* _Data to use_:
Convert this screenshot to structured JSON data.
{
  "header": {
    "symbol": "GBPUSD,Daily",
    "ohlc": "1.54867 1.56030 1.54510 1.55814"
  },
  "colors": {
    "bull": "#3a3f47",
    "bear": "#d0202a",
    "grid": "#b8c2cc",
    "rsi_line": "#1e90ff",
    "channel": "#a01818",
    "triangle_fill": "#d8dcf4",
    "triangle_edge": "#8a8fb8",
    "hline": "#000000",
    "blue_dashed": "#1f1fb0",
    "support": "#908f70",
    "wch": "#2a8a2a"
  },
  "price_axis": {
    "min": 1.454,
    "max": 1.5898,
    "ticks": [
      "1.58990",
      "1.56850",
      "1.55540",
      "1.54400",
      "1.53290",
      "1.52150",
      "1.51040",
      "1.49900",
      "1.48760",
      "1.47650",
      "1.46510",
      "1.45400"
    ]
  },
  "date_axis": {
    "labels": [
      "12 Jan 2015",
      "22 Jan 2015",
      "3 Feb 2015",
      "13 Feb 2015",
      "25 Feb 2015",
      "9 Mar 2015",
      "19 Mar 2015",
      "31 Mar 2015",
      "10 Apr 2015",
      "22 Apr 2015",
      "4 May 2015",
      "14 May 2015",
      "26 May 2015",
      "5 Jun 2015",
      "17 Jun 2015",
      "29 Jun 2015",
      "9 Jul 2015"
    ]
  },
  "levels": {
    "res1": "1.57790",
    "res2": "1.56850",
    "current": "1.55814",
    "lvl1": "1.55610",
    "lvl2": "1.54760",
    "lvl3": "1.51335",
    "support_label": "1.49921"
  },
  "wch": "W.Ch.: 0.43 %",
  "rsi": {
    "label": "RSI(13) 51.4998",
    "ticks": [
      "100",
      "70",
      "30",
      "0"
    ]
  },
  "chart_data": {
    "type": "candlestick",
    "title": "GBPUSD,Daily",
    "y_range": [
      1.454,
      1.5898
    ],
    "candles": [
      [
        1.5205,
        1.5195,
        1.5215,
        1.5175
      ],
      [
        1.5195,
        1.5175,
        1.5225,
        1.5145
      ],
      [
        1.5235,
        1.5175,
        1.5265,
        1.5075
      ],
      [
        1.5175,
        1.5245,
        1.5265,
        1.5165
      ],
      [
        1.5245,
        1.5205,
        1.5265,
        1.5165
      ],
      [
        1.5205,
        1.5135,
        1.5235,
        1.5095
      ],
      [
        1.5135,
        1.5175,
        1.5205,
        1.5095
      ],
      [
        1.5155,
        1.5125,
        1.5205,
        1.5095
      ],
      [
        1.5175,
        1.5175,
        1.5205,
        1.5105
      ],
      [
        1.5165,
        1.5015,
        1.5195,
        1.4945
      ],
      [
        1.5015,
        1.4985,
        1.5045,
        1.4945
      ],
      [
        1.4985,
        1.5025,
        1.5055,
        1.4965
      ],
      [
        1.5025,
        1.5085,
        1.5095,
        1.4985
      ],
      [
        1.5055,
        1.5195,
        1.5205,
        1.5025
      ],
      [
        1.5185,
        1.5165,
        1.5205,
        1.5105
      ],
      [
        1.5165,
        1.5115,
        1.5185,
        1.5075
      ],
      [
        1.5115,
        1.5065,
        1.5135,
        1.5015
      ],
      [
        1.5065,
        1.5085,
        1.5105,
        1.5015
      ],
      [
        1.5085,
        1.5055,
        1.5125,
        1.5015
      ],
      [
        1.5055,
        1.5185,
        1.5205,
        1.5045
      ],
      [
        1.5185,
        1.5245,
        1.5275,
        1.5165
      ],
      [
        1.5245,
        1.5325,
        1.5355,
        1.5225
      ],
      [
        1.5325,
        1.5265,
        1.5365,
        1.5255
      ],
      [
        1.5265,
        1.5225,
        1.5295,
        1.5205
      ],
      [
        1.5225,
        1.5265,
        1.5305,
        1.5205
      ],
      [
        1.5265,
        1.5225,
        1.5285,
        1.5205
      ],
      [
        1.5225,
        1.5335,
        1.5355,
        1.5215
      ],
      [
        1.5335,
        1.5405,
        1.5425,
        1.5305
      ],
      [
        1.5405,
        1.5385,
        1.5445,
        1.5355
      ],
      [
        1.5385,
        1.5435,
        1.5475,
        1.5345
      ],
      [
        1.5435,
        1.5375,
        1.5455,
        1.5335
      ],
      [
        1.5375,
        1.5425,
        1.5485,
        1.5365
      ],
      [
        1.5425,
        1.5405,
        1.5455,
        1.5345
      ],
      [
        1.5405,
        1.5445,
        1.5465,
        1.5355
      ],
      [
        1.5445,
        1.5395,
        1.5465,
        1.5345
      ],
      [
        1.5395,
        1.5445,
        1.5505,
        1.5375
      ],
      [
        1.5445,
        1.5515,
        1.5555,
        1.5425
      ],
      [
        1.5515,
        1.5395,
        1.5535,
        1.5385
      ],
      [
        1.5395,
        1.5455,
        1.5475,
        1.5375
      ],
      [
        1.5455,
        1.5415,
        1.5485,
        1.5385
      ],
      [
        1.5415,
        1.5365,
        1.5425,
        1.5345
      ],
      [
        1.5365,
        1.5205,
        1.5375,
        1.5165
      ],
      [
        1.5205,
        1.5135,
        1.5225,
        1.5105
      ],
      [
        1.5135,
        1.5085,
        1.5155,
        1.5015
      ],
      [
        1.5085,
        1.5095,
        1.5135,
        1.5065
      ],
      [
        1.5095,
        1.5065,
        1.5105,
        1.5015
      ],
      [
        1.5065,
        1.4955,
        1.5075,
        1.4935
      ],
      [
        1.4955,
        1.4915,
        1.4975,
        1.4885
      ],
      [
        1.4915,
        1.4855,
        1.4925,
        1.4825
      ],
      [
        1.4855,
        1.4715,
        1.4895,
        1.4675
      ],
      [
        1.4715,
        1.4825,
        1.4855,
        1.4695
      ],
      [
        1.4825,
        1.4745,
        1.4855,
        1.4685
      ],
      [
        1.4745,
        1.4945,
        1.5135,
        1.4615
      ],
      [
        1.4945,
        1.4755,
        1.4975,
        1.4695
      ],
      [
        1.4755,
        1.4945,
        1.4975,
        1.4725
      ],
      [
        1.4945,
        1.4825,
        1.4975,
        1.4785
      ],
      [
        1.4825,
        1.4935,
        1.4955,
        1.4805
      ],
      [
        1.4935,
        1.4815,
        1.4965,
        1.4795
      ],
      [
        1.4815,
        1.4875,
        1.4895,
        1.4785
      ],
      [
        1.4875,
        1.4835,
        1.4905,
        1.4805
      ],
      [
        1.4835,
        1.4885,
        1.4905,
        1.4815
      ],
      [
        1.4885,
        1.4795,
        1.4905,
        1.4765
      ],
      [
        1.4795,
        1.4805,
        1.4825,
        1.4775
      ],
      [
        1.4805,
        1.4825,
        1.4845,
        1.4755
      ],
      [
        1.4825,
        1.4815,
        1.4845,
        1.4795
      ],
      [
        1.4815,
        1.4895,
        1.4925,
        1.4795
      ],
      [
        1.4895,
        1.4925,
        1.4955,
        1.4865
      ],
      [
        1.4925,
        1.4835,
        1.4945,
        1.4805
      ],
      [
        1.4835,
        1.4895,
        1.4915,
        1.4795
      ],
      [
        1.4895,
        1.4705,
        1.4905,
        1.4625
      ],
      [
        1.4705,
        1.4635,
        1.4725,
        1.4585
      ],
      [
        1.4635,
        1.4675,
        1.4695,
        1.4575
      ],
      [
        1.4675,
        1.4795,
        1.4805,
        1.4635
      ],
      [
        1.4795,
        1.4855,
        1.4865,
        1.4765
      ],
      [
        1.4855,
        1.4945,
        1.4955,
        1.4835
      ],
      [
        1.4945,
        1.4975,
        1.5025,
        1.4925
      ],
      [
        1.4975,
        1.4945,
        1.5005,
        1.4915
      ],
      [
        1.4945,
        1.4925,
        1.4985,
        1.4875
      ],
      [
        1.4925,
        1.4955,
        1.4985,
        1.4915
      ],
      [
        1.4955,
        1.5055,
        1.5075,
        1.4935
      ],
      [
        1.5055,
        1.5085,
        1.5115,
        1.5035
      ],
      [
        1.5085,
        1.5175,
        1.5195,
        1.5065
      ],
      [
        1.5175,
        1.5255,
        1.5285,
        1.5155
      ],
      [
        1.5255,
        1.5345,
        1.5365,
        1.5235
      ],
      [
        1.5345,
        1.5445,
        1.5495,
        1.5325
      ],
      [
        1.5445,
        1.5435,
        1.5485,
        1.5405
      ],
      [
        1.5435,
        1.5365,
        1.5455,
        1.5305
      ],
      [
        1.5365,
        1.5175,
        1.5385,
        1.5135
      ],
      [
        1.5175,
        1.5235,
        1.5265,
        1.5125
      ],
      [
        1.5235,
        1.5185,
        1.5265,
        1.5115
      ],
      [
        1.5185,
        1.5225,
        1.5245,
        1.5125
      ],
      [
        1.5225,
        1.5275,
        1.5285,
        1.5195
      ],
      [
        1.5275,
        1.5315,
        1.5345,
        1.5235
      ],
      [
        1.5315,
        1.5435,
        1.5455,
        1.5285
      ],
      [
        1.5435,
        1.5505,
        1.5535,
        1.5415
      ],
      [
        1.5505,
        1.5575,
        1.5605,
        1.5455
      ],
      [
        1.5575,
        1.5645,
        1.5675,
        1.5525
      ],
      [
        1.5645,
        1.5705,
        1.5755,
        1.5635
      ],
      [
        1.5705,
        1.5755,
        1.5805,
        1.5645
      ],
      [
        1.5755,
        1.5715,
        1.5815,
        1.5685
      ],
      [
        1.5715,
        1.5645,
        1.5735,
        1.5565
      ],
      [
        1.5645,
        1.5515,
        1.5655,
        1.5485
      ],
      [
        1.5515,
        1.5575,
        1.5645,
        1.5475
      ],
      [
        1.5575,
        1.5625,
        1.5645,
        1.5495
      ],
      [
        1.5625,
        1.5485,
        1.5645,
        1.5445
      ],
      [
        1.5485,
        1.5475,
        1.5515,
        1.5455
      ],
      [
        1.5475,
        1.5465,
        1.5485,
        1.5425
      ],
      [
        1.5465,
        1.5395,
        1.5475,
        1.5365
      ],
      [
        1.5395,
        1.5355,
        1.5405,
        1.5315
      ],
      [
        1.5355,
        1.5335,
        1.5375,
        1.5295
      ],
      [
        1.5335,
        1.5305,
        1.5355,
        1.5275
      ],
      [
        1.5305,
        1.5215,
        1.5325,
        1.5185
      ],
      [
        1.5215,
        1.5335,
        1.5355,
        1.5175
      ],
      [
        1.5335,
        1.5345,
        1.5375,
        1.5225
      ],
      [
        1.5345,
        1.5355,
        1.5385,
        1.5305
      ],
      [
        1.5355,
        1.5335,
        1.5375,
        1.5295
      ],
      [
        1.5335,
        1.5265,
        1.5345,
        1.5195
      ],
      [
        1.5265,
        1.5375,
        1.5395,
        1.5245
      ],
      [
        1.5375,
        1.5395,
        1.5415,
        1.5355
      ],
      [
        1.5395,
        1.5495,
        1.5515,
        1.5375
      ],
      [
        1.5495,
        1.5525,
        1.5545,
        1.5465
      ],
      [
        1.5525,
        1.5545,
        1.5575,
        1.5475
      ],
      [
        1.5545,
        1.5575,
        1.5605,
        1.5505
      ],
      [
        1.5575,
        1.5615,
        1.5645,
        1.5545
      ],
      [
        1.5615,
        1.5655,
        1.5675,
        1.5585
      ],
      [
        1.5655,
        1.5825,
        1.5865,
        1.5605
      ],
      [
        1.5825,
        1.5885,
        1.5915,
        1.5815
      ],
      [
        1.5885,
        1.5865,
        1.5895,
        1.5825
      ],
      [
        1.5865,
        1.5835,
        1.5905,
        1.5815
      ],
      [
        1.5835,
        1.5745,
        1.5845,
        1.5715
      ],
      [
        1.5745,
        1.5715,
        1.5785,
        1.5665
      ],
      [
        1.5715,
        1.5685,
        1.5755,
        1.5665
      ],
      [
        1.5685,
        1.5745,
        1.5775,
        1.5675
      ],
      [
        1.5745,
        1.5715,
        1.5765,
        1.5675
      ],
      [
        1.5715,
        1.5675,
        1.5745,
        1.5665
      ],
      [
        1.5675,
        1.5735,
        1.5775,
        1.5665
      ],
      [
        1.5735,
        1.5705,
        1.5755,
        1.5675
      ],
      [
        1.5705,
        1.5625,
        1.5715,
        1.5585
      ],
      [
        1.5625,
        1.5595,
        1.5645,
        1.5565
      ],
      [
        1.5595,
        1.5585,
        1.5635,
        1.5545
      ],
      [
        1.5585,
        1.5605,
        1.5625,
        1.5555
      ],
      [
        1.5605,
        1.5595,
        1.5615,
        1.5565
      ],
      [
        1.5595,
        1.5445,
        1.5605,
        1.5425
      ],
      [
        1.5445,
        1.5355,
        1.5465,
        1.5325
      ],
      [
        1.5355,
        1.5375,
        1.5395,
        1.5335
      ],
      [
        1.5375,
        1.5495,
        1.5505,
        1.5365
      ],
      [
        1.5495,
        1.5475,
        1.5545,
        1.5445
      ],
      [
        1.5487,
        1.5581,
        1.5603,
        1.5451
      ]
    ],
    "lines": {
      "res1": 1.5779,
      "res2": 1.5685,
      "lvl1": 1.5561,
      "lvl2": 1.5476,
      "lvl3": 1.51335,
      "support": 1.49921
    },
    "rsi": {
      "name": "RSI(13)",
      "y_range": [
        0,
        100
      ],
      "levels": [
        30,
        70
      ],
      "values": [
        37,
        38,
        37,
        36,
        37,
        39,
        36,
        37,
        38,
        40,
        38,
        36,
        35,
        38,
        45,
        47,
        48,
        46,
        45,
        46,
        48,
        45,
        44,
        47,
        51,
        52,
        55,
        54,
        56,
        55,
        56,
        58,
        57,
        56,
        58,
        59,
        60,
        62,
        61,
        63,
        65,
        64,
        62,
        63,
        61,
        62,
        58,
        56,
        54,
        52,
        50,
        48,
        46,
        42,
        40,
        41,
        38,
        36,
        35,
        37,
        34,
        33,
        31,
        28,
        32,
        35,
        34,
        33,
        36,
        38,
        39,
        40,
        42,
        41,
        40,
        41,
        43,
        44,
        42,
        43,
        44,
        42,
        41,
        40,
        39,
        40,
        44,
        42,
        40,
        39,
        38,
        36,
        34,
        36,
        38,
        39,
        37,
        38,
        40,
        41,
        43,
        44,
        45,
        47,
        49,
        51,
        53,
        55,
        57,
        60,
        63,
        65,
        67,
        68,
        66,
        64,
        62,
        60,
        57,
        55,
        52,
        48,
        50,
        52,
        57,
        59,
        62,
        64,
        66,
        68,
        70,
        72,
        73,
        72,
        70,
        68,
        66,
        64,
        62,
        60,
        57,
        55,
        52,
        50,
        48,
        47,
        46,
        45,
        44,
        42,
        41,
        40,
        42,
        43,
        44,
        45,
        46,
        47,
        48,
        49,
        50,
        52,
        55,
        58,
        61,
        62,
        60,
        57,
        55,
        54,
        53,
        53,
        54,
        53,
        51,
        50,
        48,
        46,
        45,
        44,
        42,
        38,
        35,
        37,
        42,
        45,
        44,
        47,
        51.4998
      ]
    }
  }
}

* _Goal_:
Check each line above for the word "Daily", and copy the lines where it appears.

* _Correct answer_:
    "symbol": "GBPUSD,Daily",
    "title": "GBPUSD,Daily",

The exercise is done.